**TASK TO COMPLETE:** Take every line that has the string "remain" and copy it out.

**DATA SHOWN:**
· · · ·

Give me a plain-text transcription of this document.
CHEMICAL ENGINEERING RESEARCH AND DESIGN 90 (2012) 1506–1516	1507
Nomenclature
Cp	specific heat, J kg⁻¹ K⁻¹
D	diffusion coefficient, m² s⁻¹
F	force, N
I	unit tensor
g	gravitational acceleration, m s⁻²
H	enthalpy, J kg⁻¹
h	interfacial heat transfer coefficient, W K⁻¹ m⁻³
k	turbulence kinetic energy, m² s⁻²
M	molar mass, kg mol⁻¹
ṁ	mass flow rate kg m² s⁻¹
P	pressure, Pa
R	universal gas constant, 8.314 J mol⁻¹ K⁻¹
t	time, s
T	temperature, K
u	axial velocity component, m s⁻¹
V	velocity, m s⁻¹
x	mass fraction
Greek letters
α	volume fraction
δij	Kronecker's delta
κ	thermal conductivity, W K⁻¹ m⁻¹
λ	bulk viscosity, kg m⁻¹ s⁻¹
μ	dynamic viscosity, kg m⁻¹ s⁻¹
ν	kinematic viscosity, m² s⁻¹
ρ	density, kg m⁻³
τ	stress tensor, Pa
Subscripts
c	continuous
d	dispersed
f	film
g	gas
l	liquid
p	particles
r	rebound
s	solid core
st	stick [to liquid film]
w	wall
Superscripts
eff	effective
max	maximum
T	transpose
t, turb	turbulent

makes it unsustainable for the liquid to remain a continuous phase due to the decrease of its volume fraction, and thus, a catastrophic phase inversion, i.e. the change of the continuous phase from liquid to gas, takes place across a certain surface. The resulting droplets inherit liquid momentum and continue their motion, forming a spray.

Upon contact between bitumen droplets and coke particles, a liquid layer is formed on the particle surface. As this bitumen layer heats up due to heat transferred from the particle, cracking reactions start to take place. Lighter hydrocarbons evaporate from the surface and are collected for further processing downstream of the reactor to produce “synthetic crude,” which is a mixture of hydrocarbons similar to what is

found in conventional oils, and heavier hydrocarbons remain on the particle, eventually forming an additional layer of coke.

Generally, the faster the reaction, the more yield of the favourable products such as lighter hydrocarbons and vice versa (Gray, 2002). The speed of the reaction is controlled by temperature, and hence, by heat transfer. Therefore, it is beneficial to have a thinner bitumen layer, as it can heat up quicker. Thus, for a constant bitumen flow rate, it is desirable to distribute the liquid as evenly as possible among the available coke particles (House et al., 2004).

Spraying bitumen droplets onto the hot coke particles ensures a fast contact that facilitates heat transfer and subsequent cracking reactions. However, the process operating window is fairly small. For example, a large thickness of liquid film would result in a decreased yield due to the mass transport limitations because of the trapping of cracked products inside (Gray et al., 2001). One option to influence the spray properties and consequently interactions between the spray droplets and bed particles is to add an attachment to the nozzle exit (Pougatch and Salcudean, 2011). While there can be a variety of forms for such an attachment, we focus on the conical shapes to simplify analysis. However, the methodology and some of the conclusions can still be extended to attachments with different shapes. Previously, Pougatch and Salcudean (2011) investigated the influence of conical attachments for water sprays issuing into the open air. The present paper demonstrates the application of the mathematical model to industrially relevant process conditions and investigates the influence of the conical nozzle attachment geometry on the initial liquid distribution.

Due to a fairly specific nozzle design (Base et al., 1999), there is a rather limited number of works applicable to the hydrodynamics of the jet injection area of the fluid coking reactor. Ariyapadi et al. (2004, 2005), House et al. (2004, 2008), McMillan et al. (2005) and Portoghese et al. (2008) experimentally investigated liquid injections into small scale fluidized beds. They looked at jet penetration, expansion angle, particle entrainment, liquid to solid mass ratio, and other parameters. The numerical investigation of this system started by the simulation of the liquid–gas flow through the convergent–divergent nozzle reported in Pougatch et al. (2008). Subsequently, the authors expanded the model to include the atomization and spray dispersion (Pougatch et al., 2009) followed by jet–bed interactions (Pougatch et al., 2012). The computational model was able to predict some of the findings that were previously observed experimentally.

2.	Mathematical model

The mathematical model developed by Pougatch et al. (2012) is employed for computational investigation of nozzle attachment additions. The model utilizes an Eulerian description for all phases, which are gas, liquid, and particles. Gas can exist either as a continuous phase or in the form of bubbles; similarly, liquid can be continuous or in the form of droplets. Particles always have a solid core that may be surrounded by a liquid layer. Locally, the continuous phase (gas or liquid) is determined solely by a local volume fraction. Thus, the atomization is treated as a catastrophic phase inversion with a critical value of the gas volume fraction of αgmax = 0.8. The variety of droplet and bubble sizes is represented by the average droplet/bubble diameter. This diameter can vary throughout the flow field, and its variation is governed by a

· · · ·

**OUTPUT OF THE TASK:**
makes it unsustainable for the liquid to remain a continuous phase due to the decrease of its volume fraction, and thus, a catastrophic phase inversion, i.e. the change of the continuous phase from liquid to gas, takes place across a certain surface. The resulting droplets inherit liquid momentum and continue their motion, forming a spray.
found in conventional oils, and heavier hydrocarbons remain on the particle, eventually forming an additional layer of coke.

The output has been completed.